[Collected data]
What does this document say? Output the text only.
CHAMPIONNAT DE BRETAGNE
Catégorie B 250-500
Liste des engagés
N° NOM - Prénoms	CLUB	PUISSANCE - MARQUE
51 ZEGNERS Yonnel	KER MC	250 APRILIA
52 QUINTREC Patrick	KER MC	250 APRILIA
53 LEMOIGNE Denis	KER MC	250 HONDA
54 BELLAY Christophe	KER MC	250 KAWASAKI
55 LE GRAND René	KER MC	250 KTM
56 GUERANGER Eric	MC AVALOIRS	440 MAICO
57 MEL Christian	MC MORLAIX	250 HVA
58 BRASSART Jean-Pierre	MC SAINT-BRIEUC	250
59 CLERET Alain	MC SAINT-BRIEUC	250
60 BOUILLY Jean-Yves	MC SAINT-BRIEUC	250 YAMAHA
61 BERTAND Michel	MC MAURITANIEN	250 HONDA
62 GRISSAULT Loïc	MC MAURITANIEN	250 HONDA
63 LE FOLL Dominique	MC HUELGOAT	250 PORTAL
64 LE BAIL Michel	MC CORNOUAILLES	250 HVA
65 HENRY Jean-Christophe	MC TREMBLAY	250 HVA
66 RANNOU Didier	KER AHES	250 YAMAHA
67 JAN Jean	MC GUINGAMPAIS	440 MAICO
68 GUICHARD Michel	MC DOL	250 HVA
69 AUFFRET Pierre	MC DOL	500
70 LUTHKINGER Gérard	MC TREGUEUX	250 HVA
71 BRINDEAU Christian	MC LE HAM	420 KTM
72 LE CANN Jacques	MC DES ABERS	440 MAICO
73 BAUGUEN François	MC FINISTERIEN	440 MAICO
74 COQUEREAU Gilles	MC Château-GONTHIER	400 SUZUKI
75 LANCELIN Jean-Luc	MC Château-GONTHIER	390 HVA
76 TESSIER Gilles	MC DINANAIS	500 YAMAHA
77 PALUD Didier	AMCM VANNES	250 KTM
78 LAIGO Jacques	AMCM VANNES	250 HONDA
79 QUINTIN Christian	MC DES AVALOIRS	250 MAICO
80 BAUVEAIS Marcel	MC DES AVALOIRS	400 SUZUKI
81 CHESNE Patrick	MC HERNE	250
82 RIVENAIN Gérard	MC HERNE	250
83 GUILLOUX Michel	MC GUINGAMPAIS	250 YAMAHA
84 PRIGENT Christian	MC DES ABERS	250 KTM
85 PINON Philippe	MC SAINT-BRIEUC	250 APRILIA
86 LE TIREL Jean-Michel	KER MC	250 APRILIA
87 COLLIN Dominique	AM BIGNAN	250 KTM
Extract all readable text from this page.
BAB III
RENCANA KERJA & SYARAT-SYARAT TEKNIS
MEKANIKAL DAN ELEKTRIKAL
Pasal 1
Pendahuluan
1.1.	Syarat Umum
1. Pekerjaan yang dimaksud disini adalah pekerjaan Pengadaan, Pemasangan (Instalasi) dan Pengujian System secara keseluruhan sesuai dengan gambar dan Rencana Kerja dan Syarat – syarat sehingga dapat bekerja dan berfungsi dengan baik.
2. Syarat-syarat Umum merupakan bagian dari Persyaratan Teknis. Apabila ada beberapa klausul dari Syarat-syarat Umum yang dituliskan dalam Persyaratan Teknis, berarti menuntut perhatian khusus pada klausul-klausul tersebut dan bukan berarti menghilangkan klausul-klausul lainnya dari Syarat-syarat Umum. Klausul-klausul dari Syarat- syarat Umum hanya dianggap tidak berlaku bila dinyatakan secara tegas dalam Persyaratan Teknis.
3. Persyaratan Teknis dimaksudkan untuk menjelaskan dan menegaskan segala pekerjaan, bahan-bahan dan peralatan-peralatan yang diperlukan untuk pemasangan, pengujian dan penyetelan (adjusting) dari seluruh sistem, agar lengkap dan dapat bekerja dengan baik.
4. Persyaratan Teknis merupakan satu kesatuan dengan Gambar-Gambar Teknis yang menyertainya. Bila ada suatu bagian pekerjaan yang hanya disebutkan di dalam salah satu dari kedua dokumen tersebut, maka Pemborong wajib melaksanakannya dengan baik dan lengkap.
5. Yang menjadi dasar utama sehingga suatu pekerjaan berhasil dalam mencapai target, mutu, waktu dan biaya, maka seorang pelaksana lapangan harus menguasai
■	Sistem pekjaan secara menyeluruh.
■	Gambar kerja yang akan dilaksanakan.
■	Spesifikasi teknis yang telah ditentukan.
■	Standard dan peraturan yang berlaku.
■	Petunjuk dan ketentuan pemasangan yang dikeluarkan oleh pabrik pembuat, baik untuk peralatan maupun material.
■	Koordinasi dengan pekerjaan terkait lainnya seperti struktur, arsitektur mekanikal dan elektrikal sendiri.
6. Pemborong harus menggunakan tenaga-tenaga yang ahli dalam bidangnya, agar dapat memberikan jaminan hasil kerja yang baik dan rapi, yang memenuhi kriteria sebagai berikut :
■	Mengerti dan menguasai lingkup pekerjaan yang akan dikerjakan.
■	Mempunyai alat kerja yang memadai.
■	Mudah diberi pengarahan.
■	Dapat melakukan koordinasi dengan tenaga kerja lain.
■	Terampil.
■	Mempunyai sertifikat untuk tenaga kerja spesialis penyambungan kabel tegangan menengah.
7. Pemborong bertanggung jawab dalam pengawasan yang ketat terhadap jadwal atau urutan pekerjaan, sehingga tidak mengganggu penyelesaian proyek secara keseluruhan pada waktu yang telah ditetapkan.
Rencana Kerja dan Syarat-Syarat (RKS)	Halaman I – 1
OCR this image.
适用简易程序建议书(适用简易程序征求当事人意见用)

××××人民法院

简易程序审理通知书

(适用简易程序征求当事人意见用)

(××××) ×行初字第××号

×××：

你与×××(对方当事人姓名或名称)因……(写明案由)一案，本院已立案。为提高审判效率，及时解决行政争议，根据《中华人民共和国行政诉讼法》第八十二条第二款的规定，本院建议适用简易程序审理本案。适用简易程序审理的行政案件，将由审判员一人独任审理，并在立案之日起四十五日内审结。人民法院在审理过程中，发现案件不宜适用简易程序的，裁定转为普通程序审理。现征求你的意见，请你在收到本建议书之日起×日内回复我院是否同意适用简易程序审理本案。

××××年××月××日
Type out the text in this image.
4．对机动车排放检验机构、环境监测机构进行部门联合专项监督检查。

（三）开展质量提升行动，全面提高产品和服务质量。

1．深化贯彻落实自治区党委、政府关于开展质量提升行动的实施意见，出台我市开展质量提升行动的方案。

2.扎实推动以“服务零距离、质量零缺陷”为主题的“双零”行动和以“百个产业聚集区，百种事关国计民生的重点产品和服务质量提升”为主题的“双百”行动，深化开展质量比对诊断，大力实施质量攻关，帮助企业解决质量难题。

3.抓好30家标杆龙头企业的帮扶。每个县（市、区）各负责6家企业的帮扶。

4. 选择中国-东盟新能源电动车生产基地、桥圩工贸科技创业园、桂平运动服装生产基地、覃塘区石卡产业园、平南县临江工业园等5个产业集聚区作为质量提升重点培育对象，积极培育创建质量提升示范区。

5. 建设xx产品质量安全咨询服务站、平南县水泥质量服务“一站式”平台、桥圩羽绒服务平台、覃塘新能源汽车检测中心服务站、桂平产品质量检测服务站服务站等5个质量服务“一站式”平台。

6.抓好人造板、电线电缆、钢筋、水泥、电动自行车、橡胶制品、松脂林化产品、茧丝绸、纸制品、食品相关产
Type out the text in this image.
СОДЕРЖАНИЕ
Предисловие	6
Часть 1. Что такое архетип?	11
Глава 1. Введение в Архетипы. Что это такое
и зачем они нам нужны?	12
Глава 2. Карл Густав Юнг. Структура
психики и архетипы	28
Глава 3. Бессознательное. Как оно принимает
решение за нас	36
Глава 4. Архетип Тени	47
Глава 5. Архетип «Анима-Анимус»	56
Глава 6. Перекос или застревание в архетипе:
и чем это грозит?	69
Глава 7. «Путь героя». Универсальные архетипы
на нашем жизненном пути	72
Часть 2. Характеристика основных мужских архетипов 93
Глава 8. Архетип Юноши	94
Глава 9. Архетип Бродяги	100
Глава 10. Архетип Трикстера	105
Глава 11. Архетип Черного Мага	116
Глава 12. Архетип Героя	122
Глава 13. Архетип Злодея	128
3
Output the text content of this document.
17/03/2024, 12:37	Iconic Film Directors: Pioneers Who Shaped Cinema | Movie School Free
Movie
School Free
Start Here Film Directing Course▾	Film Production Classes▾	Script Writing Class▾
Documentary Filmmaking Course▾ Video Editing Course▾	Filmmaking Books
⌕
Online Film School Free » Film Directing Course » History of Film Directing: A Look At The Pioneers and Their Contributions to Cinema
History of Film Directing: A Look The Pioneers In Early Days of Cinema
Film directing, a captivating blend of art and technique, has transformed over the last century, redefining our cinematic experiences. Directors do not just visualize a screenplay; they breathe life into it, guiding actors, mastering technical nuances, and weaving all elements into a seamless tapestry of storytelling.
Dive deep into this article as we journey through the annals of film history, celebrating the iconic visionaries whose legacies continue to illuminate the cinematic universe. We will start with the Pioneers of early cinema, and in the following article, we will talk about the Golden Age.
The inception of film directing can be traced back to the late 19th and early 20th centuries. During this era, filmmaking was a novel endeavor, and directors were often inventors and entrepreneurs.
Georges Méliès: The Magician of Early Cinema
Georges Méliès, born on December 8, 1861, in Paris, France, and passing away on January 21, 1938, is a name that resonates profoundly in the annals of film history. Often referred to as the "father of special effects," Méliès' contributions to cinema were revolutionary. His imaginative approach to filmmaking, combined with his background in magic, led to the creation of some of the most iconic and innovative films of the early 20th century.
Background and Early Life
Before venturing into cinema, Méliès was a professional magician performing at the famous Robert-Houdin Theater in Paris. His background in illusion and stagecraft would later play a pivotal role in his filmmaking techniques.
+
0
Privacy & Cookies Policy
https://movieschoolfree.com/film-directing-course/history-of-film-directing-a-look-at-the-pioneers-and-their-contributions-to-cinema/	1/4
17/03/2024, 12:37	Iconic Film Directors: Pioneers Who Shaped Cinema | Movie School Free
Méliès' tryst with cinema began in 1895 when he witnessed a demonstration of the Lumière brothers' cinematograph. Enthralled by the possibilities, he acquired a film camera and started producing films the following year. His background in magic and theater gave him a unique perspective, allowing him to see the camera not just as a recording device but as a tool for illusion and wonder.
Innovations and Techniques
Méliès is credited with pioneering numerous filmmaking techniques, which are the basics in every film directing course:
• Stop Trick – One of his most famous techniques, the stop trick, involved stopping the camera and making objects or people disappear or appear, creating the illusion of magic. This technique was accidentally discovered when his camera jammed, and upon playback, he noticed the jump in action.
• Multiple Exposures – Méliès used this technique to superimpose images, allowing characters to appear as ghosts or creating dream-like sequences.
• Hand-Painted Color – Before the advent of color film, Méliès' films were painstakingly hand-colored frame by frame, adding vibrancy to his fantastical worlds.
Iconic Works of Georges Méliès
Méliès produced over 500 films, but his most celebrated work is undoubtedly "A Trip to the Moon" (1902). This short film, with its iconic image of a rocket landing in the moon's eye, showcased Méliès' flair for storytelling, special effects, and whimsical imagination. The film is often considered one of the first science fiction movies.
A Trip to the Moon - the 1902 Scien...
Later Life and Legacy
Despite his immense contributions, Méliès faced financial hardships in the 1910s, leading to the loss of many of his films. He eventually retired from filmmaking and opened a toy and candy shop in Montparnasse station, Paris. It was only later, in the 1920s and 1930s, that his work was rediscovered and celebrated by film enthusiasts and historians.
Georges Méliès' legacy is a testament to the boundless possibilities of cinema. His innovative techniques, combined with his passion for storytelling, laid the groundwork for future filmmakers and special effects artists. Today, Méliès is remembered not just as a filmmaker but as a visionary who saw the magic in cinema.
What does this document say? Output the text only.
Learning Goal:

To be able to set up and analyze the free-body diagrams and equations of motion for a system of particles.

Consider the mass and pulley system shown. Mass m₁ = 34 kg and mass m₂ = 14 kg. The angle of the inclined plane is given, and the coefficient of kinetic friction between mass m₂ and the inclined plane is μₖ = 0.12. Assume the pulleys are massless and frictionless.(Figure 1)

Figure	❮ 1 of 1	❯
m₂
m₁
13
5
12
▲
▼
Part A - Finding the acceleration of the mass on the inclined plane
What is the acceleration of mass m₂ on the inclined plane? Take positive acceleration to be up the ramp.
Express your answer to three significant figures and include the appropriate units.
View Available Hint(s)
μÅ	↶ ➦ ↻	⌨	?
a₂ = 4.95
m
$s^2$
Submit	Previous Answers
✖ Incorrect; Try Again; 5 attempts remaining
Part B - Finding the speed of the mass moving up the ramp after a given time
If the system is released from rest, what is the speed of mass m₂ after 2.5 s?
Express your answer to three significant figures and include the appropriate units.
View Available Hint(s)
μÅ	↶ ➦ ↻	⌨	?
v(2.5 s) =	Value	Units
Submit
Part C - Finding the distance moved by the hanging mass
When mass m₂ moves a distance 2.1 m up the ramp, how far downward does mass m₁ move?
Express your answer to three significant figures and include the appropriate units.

[WHAT TO WORK ON]
Where a line contains the string "menguasai", extract that line.

[THE ANSWER]
5. Yang menjadi dasar utama sehingga suatu pekerjaan berhasil dalam mencapai target, mutu, waktu dan biaya, maka seorang pelaksana lapangan harus menguasai
■	Mengerti dan menguasai lingkup pekerjaan yang akan dikerjakan.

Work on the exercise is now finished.